### [TASK BRIEF]
Leaving out every picture, quote the data below exactly as it appears.

### [Collected data entries]
>>>>>
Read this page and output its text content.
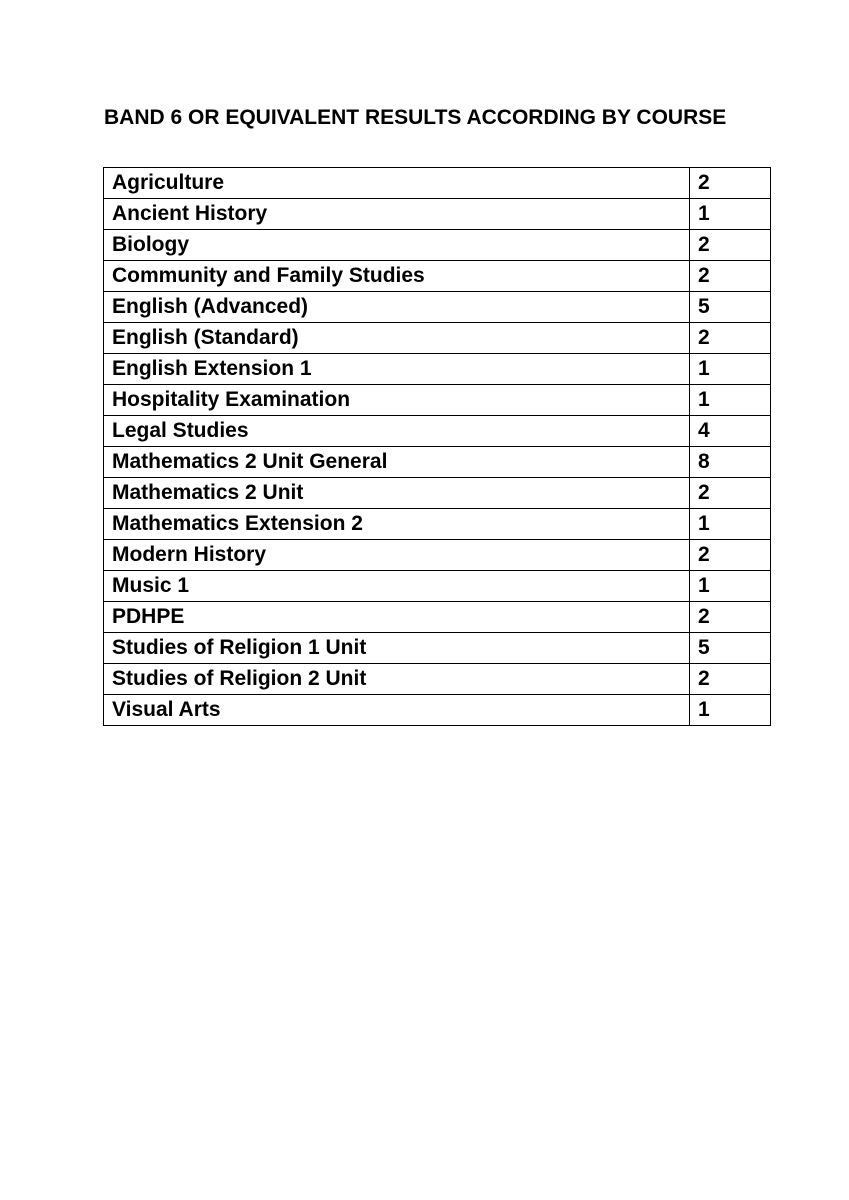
BAND 6 OR EQUIVALENT RESULTS ACCORDING BY COURSE
Agriculture	2
Ancient History	1
Biology	2
Community and Family Studies	2
English (Advanced)	5
English (Standard)	2
English Extension 1	1
Hospitality Examination	1
Legal Studies	4
Mathematics 2 Unit General	8
Mathematics 2 Unit	2
Mathematics Extension 2	1
Modern History	2
Music 1	1
PDHPE	2
Studies of Religion 1 Unit	5
Studies of Religion 2 Unit	2
Visual Arts	1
<<<<<
### [CORRECT ANSWER]
Read this page and output its text content.
BAND 6 OR EQUIVALENT RESULTS ACCORDING BY COURSE
Agriculture	2
Ancient History	1
Biology	2
Community and Family Studies	2
English (Advanced)	5
English (Standard)	2
English Extension 1	1
Hospitality Examination	1
Legal Studies	4
Mathematics 2 Unit General	8
Mathematics 2 Unit	2
Mathematics Extension 2	1
Modern History	2
Music 1	1
PDHPE	2
Studies of Religion 1 Unit	5
Studies of Religion 2 Unit	2
Visual Arts	1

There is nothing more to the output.